>> begin

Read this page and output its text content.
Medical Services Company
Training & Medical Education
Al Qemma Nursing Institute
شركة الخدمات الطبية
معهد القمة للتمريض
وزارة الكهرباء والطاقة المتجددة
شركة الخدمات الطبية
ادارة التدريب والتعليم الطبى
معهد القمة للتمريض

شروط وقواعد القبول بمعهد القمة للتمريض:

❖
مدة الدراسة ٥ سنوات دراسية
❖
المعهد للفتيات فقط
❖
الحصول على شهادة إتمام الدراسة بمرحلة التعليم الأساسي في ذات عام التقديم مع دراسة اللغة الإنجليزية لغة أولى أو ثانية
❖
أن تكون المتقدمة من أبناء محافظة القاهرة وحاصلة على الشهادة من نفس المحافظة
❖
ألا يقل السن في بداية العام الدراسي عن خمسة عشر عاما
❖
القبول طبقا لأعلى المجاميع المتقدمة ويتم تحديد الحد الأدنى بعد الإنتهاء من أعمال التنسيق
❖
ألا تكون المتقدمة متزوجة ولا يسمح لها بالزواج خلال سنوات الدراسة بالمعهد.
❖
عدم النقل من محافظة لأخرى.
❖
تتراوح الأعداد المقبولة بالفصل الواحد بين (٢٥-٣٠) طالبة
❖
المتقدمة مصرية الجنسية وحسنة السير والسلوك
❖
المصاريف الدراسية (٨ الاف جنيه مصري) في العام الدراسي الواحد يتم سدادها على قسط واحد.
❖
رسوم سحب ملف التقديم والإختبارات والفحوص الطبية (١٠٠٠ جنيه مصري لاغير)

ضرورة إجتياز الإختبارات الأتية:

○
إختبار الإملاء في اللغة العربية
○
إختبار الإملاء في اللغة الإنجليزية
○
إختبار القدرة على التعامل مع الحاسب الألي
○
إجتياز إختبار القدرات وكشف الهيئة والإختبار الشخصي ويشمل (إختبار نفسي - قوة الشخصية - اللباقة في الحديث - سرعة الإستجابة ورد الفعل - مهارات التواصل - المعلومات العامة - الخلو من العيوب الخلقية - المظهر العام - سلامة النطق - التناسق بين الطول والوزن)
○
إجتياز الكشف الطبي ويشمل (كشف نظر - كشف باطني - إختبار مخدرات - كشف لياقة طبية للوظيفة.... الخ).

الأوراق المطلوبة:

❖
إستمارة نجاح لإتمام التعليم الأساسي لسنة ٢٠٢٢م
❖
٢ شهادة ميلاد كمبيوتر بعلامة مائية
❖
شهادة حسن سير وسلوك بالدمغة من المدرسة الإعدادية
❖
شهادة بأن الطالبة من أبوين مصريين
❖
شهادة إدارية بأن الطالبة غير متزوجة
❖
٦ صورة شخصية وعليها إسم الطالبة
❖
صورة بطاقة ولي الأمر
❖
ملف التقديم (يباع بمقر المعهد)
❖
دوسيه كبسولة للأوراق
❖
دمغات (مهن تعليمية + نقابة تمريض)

>> end

Which lines hold the string "القبول"? List them all.

=== Result below ===
شروط وقواعد القبول بمعهد القمة للتمريض:
القبول طبقا لأعلى المجاميع المتقدمة ويتم تحديد الحد الأدنى بعد الإنتهاء من أعمال التنسيق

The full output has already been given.